------ ENTRIES
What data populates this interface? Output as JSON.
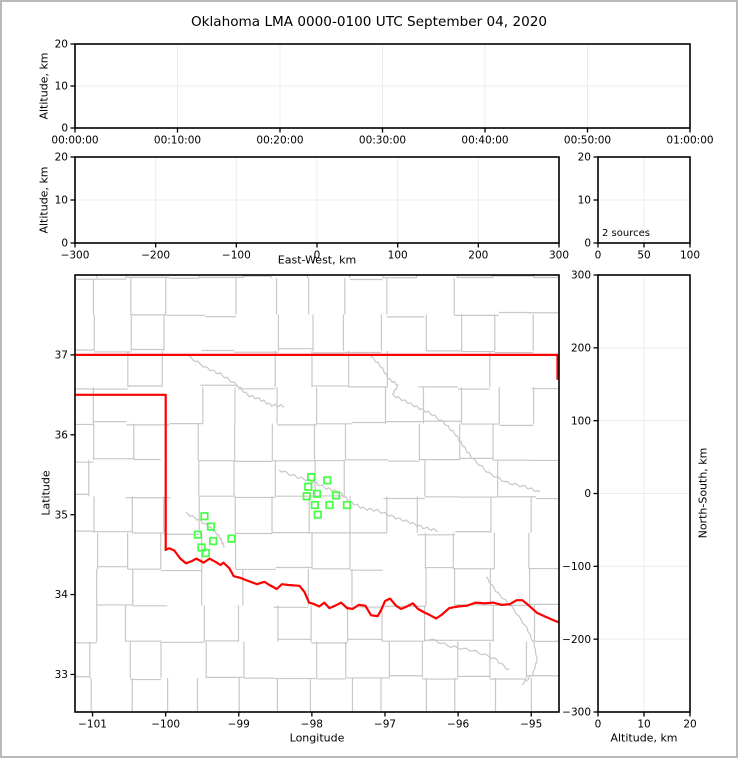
{
  "title": "Oklahoma LMA 0000-0100 UTC September 04, 2020",
  "colors": {
    "state_border": "#ff0000",
    "station_marker": "#44ff44",
    "county_line": "#c8c8c8",
    "gridline": "#ececec",
    "axis": "#000000",
    "frame": "#b9b9b9",
    "background": "#ffffff"
  },
  "chart_data": [
    {
      "id": "time_height",
      "type": "scatter",
      "xlabel": "",
      "ylabel": "Altitude, km",
      "xlim": [
        0,
        60
      ],
      "ylim": [
        0,
        20
      ],
      "xticks": [
        0,
        10,
        20,
        30,
        40,
        50,
        60
      ],
      "xtick_labels": [
        "00:00:00",
        "00:10:00",
        "00:20:00",
        "00:30:00",
        "00:40:00",
        "00:50:00",
        "01:00:00"
      ],
      "yticks": [
        0,
        10,
        20
      ],
      "ytick_labels": [
        "0",
        "10",
        "20"
      ],
      "grid": true,
      "series": []
    },
    {
      "id": "east_west_height",
      "type": "scatter",
      "xlabel": "East-West, km",
      "ylabel": "Altitude, km",
      "xlim": [
        -300,
        300
      ],
      "ylim": [
        0,
        20
      ],
      "xticks": [
        -300,
        -200,
        -100,
        0,
        100,
        200,
        300
      ],
      "xtick_labels": [
        "−300",
        "−200",
        "−100",
        "0",
        "100",
        "200",
        "300"
      ],
      "yticks": [
        0,
        10,
        20
      ],
      "ytick_labels": [
        "0",
        "10",
        "20"
      ],
      "grid": true,
      "series": []
    },
    {
      "id": "altitude_histogram",
      "type": "scatter",
      "xlabel": "",
      "ylabel": "",
      "annotation": "2 sources",
      "xlim": [
        0,
        100
      ],
      "ylim": [
        0,
        20
      ],
      "xticks": [
        0,
        50,
        100
      ],
      "xtick_labels": [
        "0",
        "50",
        "100"
      ],
      "yticks": [
        0,
        10,
        20
      ],
      "ytick_labels": [
        "0",
        "10",
        "20"
      ],
      "grid": true,
      "series": []
    },
    {
      "id": "plan_view_map",
      "type": "scatter",
      "xlabel": "Longitude",
      "ylabel": "Latitude",
      "xlim": [
        -101.24,
        -94.62
      ],
      "ylim": [
        32.53,
        38.0
      ],
      "xticks": [
        -101,
        -100,
        -99,
        -98,
        -97,
        -96,
        -95
      ],
      "xtick_labels": [
        "−101",
        "−100",
        "−99",
        "−98",
        "−97",
        "−96",
        "−95"
      ],
      "yticks": [
        33,
        34,
        35,
        36,
        37
      ],
      "ytick_labels": [
        "33",
        "34",
        "35",
        "36",
        "37"
      ],
      "grid": false,
      "stations": [
        [
          -98.01,
          35.47
        ],
        [
          -97.79,
          35.43
        ],
        [
          -98.05,
          35.35
        ],
        [
          -97.93,
          35.26
        ],
        [
          -98.07,
          35.23
        ],
        [
          -97.67,
          35.24
        ],
        [
          -97.96,
          35.12
        ],
        [
          -97.76,
          35.12
        ],
        [
          -97.52,
          35.12
        ],
        [
          -97.92,
          35.0
        ],
        [
          -99.47,
          34.98
        ],
        [
          -99.38,
          34.85
        ],
        [
          -99.56,
          34.75
        ],
        [
          -99.35,
          34.67
        ],
        [
          -99.1,
          34.7
        ],
        [
          -99.51,
          34.59
        ],
        [
          -99.45,
          34.52
        ]
      ],
      "state_borders": [
        {
          "name": "oklahoma-kansas-line",
          "points": [
            [
              -101.24,
              37.0
            ],
            [
              -94.62,
              37.0
            ]
          ]
        },
        {
          "name": "panhandle-texas-line",
          "points": [
            [
              -101.24,
              36.5
            ],
            [
              -100.0,
              36.5
            ],
            [
              -100.0,
              34.56
            ]
          ]
        },
        {
          "name": "oklahoma-missouri-line",
          "points": [
            [
              -94.64,
              37.0
            ],
            [
              -94.64,
              36.7
            ]
          ]
        },
        {
          "name": "red-river-line",
          "points": [
            [
              -100.0,
              34.56
            ],
            [
              -99.95,
              34.58
            ],
            [
              -99.88,
              34.55
            ],
            [
              -99.8,
              34.45
            ],
            [
              -99.72,
              34.39
            ],
            [
              -99.64,
              34.42
            ],
            [
              -99.58,
              34.45
            ],
            [
              -99.48,
              34.4
            ],
            [
              -99.4,
              34.45
            ],
            [
              -99.32,
              34.41
            ],
            [
              -99.25,
              34.37
            ],
            [
              -99.21,
              34.4
            ],
            [
              -99.13,
              34.33
            ],
            [
              -99.07,
              34.23
            ],
            [
              -98.98,
              34.21
            ],
            [
              -98.87,
              34.17
            ],
            [
              -98.75,
              34.13
            ],
            [
              -98.65,
              34.16
            ],
            [
              -98.58,
              34.12
            ],
            [
              -98.48,
              34.07
            ],
            [
              -98.41,
              34.13
            ],
            [
              -98.32,
              34.12
            ],
            [
              -98.17,
              34.11
            ],
            [
              -98.1,
              34.03
            ],
            [
              -98.04,
              33.9
            ],
            [
              -97.97,
              33.88
            ],
            [
              -97.9,
              33.85
            ],
            [
              -97.83,
              33.9
            ],
            [
              -97.76,
              33.83
            ],
            [
              -97.68,
              33.86
            ],
            [
              -97.6,
              33.9
            ],
            [
              -97.52,
              33.83
            ],
            [
              -97.44,
              33.82
            ],
            [
              -97.36,
              33.87
            ],
            [
              -97.27,
              33.86
            ],
            [
              -97.19,
              33.74
            ],
            [
              -97.1,
              33.73
            ],
            [
              -97.05,
              33.81
            ],
            [
              -97.0,
              33.92
            ],
            [
              -96.93,
              33.95
            ],
            [
              -96.85,
              33.86
            ],
            [
              -96.78,
              33.82
            ],
            [
              -96.7,
              33.85
            ],
            [
              -96.62,
              33.89
            ],
            [
              -96.55,
              33.82
            ],
            [
              -96.47,
              33.78
            ],
            [
              -96.38,
              33.74
            ],
            [
              -96.3,
              33.7
            ],
            [
              -96.22,
              33.75
            ],
            [
              -96.12,
              33.83
            ],
            [
              -96.0,
              33.85
            ],
            [
              -95.88,
              33.86
            ],
            [
              -95.76,
              33.9
            ],
            [
              -95.64,
              33.89
            ],
            [
              -95.52,
              33.9
            ],
            [
              -95.4,
              33.87
            ],
            [
              -95.29,
              33.88
            ],
            [
              -95.2,
              33.93
            ],
            [
              -95.12,
              33.93
            ],
            [
              -95.03,
              33.86
            ],
            [
              -94.92,
              33.77
            ],
            [
              -94.8,
              33.72
            ],
            [
              -94.7,
              33.68
            ],
            [
              -94.62,
              33.65
            ]
          ]
        }
      ],
      "series": []
    },
    {
      "id": "north_south_height",
      "type": "scatter",
      "xlabel": "Altitude, km",
      "ylabel": "North-South, km",
      "xlim": [
        0,
        20
      ],
      "ylim": [
        -300,
        300
      ],
      "xticks": [
        0,
        10,
        20
      ],
      "xtick_labels": [
        "0",
        "10",
        "20"
      ],
      "yticks": [
        -300,
        -200,
        -100,
        0,
        100,
        200,
        300
      ],
      "ytick_labels": [
        "−300",
        "−200",
        "−100",
        "0",
        "100",
        "200",
        "300"
      ],
      "grid": true,
      "series": []
    }
  ]
}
------------
## GOAL
Word for word, quote the full listing, omitting every picture.

## REPLY TO THE EXERCISE
What data populates this interface? Output as JSON.
{
  "title": "Oklahoma LMA 0000-0100 UTC September 04, 2020",
  "colors": {
    "state_border": "#ff0000",
    "station_marker": "#44ff44",
    "county_line": "#c8c8c8",
    "gridline": "#ececec",
    "axis": "#000000",
    "frame": "#b9b9b9",
    "background": "#ffffff"
  },
  "chart_data": [
    {
      "id": "time_height",
      "type": "scatter",
      "xlabel": "",
      "ylabel": "Altitude, km",
      "xlim": [
        0,
        60
      ],
      "ylim": [
        0,
        20
      ],
      "xticks": [
        0,
        10,
        20,
        30,
        40,
        50,
        60
      ],
      "xtick_labels": [
        "00:00:00",
        "00:10:00",
        "00:20:00",
        "00:30:00",
        "00:40:00",
        "00:50:00",
        "01:00:00"
      ],
      "yticks": [
        0,
        10,
        20
      ],
      "ytick_labels": [
        "0",
        "10",
        "20"
      ],
      "grid": true,
      "series": []
    },
    {
      "id": "east_west_height",
      "type": "scatter",
      "xlabel": "East-West, km",
      "ylabel": "Altitude, km",
      "xlim": [
        -300,
        300
      ],
      "ylim": [
        0,
        20
      ],
      "xticks": [
        -300,
        -200,
        -100,
        0,
        100,
        200,
        300
      ],
      "xtick_labels": [
        "−300",
        "−200",
        "−100",
        "0",
        "100",
        "200",
        "300"
      ],
      "yticks": [
        0,
        10,
        20
      ],
      "ytick_labels": [
        "0",
        "10",
        "20"
      ],
      "grid": true,
      "series": []
    },
    {
      "id": "altitude_histogram",
      "type": "scatter",
      "xlabel": "",
      "ylabel": "",
      "annotation": "2 sources",
      "xlim": [
        0,
        100
      ],
      "ylim": [
        0,
        20
      ],
      "xticks": [
        0,
        50,
        100
      ],
      "xtick_labels": [
        "0",
        "50",
        "100"
      ],
      "yticks": [
        0,
        10,
        20
      ],
      "ytick_labels": [
        "0",
        "10",
        "20"
      ],
      "grid": true,
      "series": []
    },
    {
      "id": "plan_view_map",
      "type": "scatter",
      "xlabel": "Longitude",
      "ylabel": "Latitude",
      "xlim": [
        -101.24,
        -94.62
      ],
      "ylim": [
        32.53,
        38.0
      ],
      "xticks": [
        -101,
        -100,
        -99,
        -98,
        -97,
        -96,
        -95
      ],
      "xtick_labels": [
        "−101",
        "−100",
        "−99",
        "−98",
        "−97",
        "−96",
        "−95"
      ],
      "yticks": [
        33,
        34,
        35,
        36,
        37
      ],
      "ytick_labels": [
        "33",
        "34",
        "35",
        "36",
        "37"
      ],
      "grid": false,
      "stations": [
        [
          -98.01,
          35.47
        ],
        [
          -97.79,
          35.43
        ],
        [
          -98.05,
          35.35
        ],
        [
          -97.93,
          35.26
        ],
        [
          -98.07,
          35.23
        ],
        [
          -97.67,
          35.24
        ],
        [
          -97.96,
          35.12
        ],
        [
          -97.76,
          35.12
        ],
        [
          -97.52,
          35.12
        ],
        [
          -97.92,
          35.0
        ],
        [
          -99.47,
          34.98
        ],
        [
          -99.38,
          34.85
        ],
        [
          -99.56,
          34.75
        ],
        [
          -99.35,
          34.67
        ],
        [
          -99.1,
          34.7
        ],
        [
          -99.51,
          34.59
        ],
        [
          -99.45,
          34.52
        ]
      ],
      "state_borders": [
        {
          "name": "oklahoma-kansas-line",
          "points": [
            [
              -101.24,
              37.0
            ],
            [
              -94.62,
              37.0
            ]
          ]
        },
        {
          "name": "panhandle-texas-line",
          "points": [
            [
              -101.24,
              36.5
            ],
            [
              -100.0,
              36.5
            ],
            [
              -100.0,
              34.56
            ]
          ]
        },
        {
          "name": "oklahoma-missouri-line",
          "points": [
            [
              -94.64,
              37.0
            ],
            [
              -94.64,
              36.7
            ]
          ]
        },
        {
          "name": "red-river-line",
          "points": [
            [
              -100.0,
              34.56
            ],
            [
              -99.95,
              34.58
            ],
            [
              -99.88,
              34.55
            ],
            [
              -99.8,
              34.45
            ],
            [
              -99.72,
              34.39
            ],
            [
              -99.64,
              34.42
            ],
            [
              -99.58,
              34.45
            ],
            [
              -99.48,
              34.4
            ],
            [
              -99.4,
              34.45
            ],
            [
              -99.32,
              34.41
            ],
            [
              -99.25,
              34.37
            ],
            [
              -99.21,
              34.4
            ],
            [
              -99.13,
              34.33
            ],
            [
              -99.07,
              34.23
            ],
            [
              -98.98,
              34.21
            ],
            [
              -98.87,
              34.17
            ],
            [
              -98.75,
              34.13
            ],
            [
              -98.65,
              34.16
            ],
            [
              -98.58,
              34.12
            ],
            [
              -98.48,
              34.07
            ],
            [
              -98.41,
              34.13
            ],
            [
              -98.32,
              34.12
            ],
            [
              -98.17,
              34.11
            ],
            [
              -98.1,
              34.03
            ],
            [
              -98.04,
              33.9
            ],
            [
              -97.97,
              33.88
            ],
            [
              -97.9,
              33.85
            ],
            [
              -97.83,
              33.9
            ],
            [
              -97.76,
              33.83
            ],
            [
              -97.68,
              33.86
            ],
            [
              -97.6,
              33.9
            ],
            [
              -97.52,
              33.83
            ],
            [
              -97.44,
              33.82
            ],
            [
              -97.36,
              33.87
            ],
            [
              -97.27,
              33.86
            ],
            [
              -97.19,
              33.74
            ],
            [
              -97.1,
              33.73
            ],
            [
              -97.05,
              33.81
            ],
            [
              -97.0,
              33.92
            ],
            [
              -96.93,
              33.95
            ],
            [
              -96.85,
              33.86
            ],
            [
              -96.78,
              33.82
            ],
            [
              -96.7,
              33.85
            ],
            [
              -96.62,
              33.89
            ],
            [
              -96.55,
              33.82
            ],
            [
              -96.47,
              33.78
            ],
            [
              -96.38,
              33.74
            ],
            [
              -96.3,
              33.7
            ],
            [
              -96.22,
              33.75
            ],
            [
              -96.12,
              33.83
            ],
            [
              -96.0,
              33.85
            ],
            [
              -95.88,
              33.86
            ],
            [
              -95.76,
              33.9
            ],
            [
              -95.64,
              33.89
            ],
            [
              -95.52,
              33.9
            ],
            [
              -95.4,
              33.87
            ],
            [
              -95.29,
              33.88
            ],
            [
              -95.2,
              33.93
            ],
            [
              -95.12,
              33.93
            ],
            [
              -95.03,
              33.86
            ],
            [
              -94.92,
              33.77
            ],
            [
              -94.8,
              33.72
            ],
            [
              -94.7,
              33.68
            ],
            [
              -94.62,
              33.65
            ]
          ]
        }
      ],
      "series": []
    },
    {
      "id": "north_south_height",
      "type": "scatter",
      "xlabel": "Altitude, km",
      "ylabel": "North-South, km",
      "xlim": [
        0,
        20
      ],
      "ylim": [
        -300,
        300
      ],
      "xticks": [
        0,
        10,
        20
      ],
      "xtick_labels": [
        "0",
        "10",
        "20"
      ],
      "yticks": [
        -300,
        -200,
        -100,
        0,
        100,
        200,
        300
      ],
      "ytick_labels": [
        "−300",
        "−200",
        "−100",
        "0",
        "100",
        "200",
        "300"
      ],
      "grid": true,
      "series": []
    }
  ]
}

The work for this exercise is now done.